_What you will do_
Each entry below is to be extracted exactly.

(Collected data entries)
____________
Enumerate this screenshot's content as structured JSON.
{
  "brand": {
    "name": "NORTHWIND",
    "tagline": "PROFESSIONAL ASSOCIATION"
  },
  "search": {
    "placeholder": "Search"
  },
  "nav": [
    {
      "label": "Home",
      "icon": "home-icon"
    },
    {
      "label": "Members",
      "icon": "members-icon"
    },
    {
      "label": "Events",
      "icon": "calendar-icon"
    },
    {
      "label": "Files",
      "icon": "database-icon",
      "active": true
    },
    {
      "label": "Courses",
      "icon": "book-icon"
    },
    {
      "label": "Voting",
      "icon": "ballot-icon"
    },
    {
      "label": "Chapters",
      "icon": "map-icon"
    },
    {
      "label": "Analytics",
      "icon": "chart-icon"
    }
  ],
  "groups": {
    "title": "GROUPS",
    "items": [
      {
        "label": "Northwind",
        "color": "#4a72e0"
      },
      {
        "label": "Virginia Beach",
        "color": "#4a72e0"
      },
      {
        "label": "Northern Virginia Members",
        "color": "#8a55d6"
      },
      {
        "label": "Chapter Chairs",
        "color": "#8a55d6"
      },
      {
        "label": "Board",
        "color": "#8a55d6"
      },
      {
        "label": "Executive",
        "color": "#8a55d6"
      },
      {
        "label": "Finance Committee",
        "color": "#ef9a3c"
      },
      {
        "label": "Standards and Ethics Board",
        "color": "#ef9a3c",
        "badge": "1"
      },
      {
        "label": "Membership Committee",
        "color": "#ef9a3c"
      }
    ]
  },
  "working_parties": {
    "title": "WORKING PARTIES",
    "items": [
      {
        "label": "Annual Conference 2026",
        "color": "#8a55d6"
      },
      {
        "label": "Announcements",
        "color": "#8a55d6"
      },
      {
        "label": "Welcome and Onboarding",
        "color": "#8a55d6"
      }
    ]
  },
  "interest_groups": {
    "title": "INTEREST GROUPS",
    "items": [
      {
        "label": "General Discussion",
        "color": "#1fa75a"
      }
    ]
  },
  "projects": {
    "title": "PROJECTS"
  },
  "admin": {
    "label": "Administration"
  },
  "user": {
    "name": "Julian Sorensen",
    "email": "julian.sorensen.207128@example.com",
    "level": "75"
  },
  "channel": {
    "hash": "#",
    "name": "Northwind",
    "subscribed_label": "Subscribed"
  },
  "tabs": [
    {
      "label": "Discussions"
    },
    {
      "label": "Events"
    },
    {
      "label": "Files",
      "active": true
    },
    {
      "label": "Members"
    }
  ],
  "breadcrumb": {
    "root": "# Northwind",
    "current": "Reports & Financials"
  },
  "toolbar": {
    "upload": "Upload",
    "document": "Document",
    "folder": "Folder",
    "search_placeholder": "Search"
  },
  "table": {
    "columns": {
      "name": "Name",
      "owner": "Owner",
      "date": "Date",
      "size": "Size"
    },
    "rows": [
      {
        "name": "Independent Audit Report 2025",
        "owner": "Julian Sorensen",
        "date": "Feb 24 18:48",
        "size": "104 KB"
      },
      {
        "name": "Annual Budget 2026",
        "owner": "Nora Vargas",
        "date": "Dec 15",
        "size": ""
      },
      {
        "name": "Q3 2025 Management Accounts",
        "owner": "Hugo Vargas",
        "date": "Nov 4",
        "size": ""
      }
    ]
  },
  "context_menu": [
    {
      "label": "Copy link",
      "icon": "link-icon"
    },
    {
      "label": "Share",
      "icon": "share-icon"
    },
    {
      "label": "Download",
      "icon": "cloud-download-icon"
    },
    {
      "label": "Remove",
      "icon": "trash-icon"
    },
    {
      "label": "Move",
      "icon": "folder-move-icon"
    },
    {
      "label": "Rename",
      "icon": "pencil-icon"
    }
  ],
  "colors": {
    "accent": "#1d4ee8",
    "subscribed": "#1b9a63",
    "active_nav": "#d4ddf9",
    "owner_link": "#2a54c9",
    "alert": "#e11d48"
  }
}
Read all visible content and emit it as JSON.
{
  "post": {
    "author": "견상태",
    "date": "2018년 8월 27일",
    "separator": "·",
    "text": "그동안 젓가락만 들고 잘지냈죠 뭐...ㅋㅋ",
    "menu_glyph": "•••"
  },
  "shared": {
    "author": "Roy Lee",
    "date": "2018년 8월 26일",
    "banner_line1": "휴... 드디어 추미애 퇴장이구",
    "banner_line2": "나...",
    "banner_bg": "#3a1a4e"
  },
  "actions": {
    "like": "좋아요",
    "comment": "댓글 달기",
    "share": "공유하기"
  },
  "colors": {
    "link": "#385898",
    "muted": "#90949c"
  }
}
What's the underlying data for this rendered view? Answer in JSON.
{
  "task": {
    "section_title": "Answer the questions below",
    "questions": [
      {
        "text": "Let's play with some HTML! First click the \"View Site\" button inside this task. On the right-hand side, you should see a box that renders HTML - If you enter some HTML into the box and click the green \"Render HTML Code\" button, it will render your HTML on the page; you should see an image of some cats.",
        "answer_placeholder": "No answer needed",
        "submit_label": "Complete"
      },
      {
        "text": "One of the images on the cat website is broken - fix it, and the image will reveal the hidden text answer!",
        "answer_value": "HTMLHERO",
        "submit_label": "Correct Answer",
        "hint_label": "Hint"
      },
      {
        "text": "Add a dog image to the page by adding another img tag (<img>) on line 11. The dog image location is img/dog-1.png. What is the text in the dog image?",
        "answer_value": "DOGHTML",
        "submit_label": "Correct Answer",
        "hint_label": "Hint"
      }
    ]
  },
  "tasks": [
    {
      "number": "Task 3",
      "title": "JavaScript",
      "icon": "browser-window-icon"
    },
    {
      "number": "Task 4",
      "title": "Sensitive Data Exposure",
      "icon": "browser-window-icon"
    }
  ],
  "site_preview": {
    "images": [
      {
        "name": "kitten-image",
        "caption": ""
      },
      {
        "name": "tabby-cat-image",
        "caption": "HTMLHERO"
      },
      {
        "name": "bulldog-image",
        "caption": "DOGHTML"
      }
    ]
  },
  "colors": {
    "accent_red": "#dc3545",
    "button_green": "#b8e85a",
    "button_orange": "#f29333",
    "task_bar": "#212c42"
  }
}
____________
_Worked answer_
Enumerate this screenshot's content as structured JSON.
{
  "brand": {
    "name": "NORTHWIND",
    "tagline": "PROFESSIONAL ASSOCIATION"
  },
  "search": {
    "placeholder": "Search"
  },
  "nav": [
    {
      "label": "Home",
      "icon": "home-icon"
    },
    {
      "label": "Members",
      "icon": "members-icon"
    },
    {
      "label": "Events",
      "icon": "calendar-icon"
    },
    {
      "label": "Files",
      "icon": "database-icon",
      "active": true
    },
    {
      "label": "Courses",
      "icon": "book-icon"
    },
    {
      "label": "Voting",
      "icon": "ballot-icon"
    },
    {
      "label": "Chapters",
      "icon": "map-icon"
    },
    {
      "label": "Analytics",
      "icon": "chart-icon"
    }
  ],
  "groups": {
    "title": "GROUPS",
    "items": [
      {
        "label": "Northwind",
        "color": "#4a72e0"
      },
      {
        "label": "Virginia Beach",
        "color": "#4a72e0"
      },
      {
        "label": "Northern Virginia Members",
        "color": "#8a55d6"
      },
      {
        "label": "Chapter Chairs",
        "color": "#8a55d6"
      },
      {
        "label": "Board",
        "color": "#8a55d6"
      },
      {
        "label": "Executive",
        "color": "#8a55d6"
      },
      {
        "label": "Finance Committee",
        "color": "#ef9a3c"
      },
      {
        "label": "Standards and Ethics Board",
        "color": "#ef9a3c",
        "badge": "1"
      },
      {
        "label": "Membership Committee",
        "color": "#ef9a3c"
      }
    ]
  },
  "working_parties": {
    "title": "WORKING PARTIES",
    "items": [
      {
        "label": "Annual Conference 2026",
        "color": "#8a55d6"
      },
      {
        "label": "Announcements",
        "color": "#8a55d6"
      },
      {
        "label": "Welcome and Onboarding",
        "color": "#8a55d6"
      }
    ]
  },
  "interest_groups": {
    "title": "INTEREST GROUPS",
    "items": [
      {
        "label": "General Discussion",
        "color": "#1fa75a"
      }
    ]
  },
  "projects": {
    "title": "PROJECTS"
  },
  "admin": {
    "label": "Administration"
  },
  "user": {
    "name": "Julian Sorensen",
    "email": "julian.sorensen.207128@example.com",
    "level": "75"
  },
  "channel": {
    "hash": "#",
    "name": "Northwind",
    "subscribed_label": "Subscribed"
  },
  "tabs": [
    {
      "label": "Discussions"
    },
    {
      "label": "Events"
    },
    {
      "label": "Files",
      "active": true
    },
    {
      "label": "Members"
    }
  ],
  "breadcrumb": {
    "root": "# Northwind",
    "current": "Reports & Financials"
  },
  "toolbar": {
    "upload": "Upload",
    "document": "Document",
    "folder": "Folder",
    "search_placeholder": "Search"
  },
  "table": {
    "columns": {
      "name": "Name",
      "owner": "Owner",
      "date": "Date",
      "size": "Size"
    },
    "rows": [
      {
        "name": "Independent Audit Report 2025",
        "owner": "Julian Sorensen",
        "date": "Feb 24 18:48",
        "size": "104 KB"
      },
      {
        "name": "Annual Budget 2026",
        "owner": "Nora Vargas",
        "date": "Dec 15",
        "size": ""
      },
      {
        "name": "Q3 2025 Management Accounts",
        "owner": "Hugo Vargas",
        "date": "Nov 4",
        "size": ""
      }
    ]
  },
  "context_menu": [
    {
      "label": "Copy link",
      "icon": "link-icon"
    },
    {
      "label": "Share",
      "icon": "share-icon"
    },
    {
      "label": "Download",
      "icon": "cloud-download-icon"
    },
    {
      "label": "Remove",
      "icon": "trash-icon"
    },
    {
      "label": "Move",
      "icon": "folder-move-icon"
    },
    {
      "label": "Rename",
      "icon": "pencil-icon"
    }
  ],
  "colors": {
    "accent": "#1d4ee8",
    "subscribed": "#1b9a63",
    "active_nav": "#d4ddf9",
    "owner_link": "#2a54c9",
    "alert": "#e11d48"
  }
}
Read all visible content and emit it as JSON.
{
  "post": {
    "author": "견상태",
    "date": "2018년 8월 27일",
    "separator": "·",
    "text": "그동안 젓가락만 들고 잘지냈죠 뭐...ㅋㅋ",
    "menu_glyph": "•••"
  },
  "shared": {
    "author": "Roy Lee",
    "date": "2018년 8월 26일",
    "banner_line1": "휴... 드디어 추미애 퇴장이구",
    "banner_line2": "나...",
    "banner_bg": "#3a1a4e"
  },
  "actions": {
    "like": "좋아요",
    "comment": "댓글 달기",
    "share": "공유하기"
  },
  "colors": {
    "link": "#385898",
    "muted": "#90949c"
  }
}
What's the underlying data for this rendered view? Answer in JSON.
{
  "task": {
    "section_title": "Answer the questions below",
    "questions": [
      {
        "text": "Let's play with some HTML! First click the \"View Site\" button inside this task. On the right-hand side, you should see a box that renders HTML - If you enter some HTML into the box and click the green \"Render HTML Code\" button, it will render your HTML on the page; you should see an image of some cats.",
        "answer_placeholder": "No answer needed",
        "submit_label": "Complete"
      },
      {
        "text": "One of the images on the cat website is broken - fix it, and the image will reveal the hidden text answer!",
        "answer_value": "HTMLHERO",
        "submit_label": "Correct Answer",
        "hint_label": "Hint"
      },
      {
        "text": "Add a dog image to the page by adding another img tag (<img>) on line 11. The dog image location is img/dog-1.png. What is the text in the dog image?",
        "answer_value": "DOGHTML",
        "submit_label": "Correct Answer",
        "hint_label": "Hint"
      }
    ]
  },
  "tasks": [
    {
      "number": "Task 3",
      "title": "JavaScript",
      "icon": "browser-window-icon"
    },
    {
      "number": "Task 4",
      "title": "Sensitive Data Exposure",
      "icon": "browser-window-icon"
    }
  ],
  "site_preview": {
    "images": [
      {
        "name": "kitten-image",
        "caption": ""
      },
      {
        "name": "tabby-cat-image",
        "caption": "HTMLHERO"
      },
      {
        "name": "bulldog-image",
        "caption": "DOGHTML"
      }
    ]
  },
  "colors": {
    "accent_red": "#dc3545",
    "button_green": "#b8e85a",
    "button_orange": "#f29333",
    "task_bar": "#212c42"
  }
}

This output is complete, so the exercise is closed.